[start]

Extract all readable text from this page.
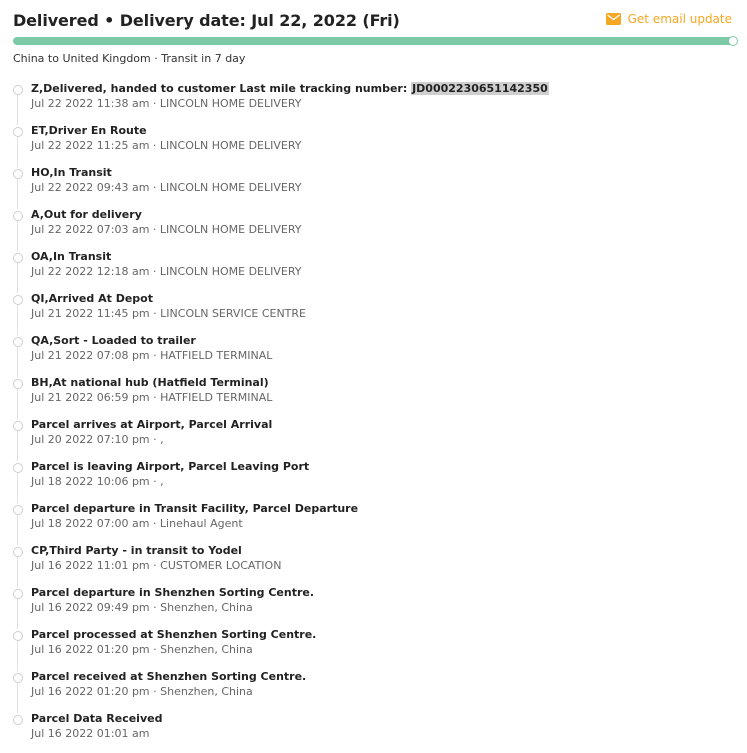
Delivered • Delivery date: Jul 22, 2022 (Fri)	Get email update
China to United Kingdom · Transit in 7 day
Z,Delivered, handed to customer Last mile tracking number: JD0002230651142350
Jul 22 2022 11:38 am · LINCOLN HOME DELIVERY
ET,Driver En Route
Jul 22 2022 11:25 am · LINCOLN HOME DELIVERY
HO,In Transit
Jul 22 2022 09:43 am · LINCOLN HOME DELIVERY
A,Out for delivery
Jul 22 2022 07:03 am · LINCOLN HOME DELIVERY
OA,In Transit
Jul 22 2022 12:18 am · LINCOLN HOME DELIVERY
QI,Arrived At Depot
Jul 21 2022 11:45 pm · LINCOLN SERVICE CENTRE
QA,Sort - Loaded to trailer
Jul 21 2022 07:08 pm · HATFIELD TERMINAL
BH,At national hub (Hatfield Terminal)
Jul 21 2022 06:59 pm · HATFIELD TERMINAL
Parcel arrives at Airport, Parcel Arrival
Jul 20 2022 07:10 pm · ,
Parcel is leaving Airport, Parcel Leaving Port
Jul 18 2022 10:06 pm · ,
Parcel departure in Transit Facility, Parcel Departure
Jul 18 2022 07:00 am · Linehaul Agent
CP,Third Party - in transit to Yodel
Jul 16 2022 11:01 pm · CUSTOMER LOCATION
Parcel departure in Shenzhen Sorting Centre.
Jul 16 2022 09:49 pm · Shenzhen, China
Parcel processed at Shenzhen Sorting Centre.
Jul 16 2022 01:20 pm · Shenzhen, China
Parcel received at Shenzhen Sorting Centre.
Jul 16 2022 01:20 pm · Shenzhen, China
Parcel Data Received
Jul 16 2022 01:01 am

[end]

Search the entries for the word "HOME", then list each line that holds it.

Jul 22 2022 11:38 am · LINCOLN HOME DELIVERY
Jul 22 2022 11:25 am · LINCOLN HOME DELIVERY
Jul 22 2022 09:43 am · LINCOLN HOME DELIVERY
Jul 22 2022 07:03 am · LINCOLN HOME DELIVERY
Jul 22 2022 12:18 am · LINCOLN HOME DELIVERY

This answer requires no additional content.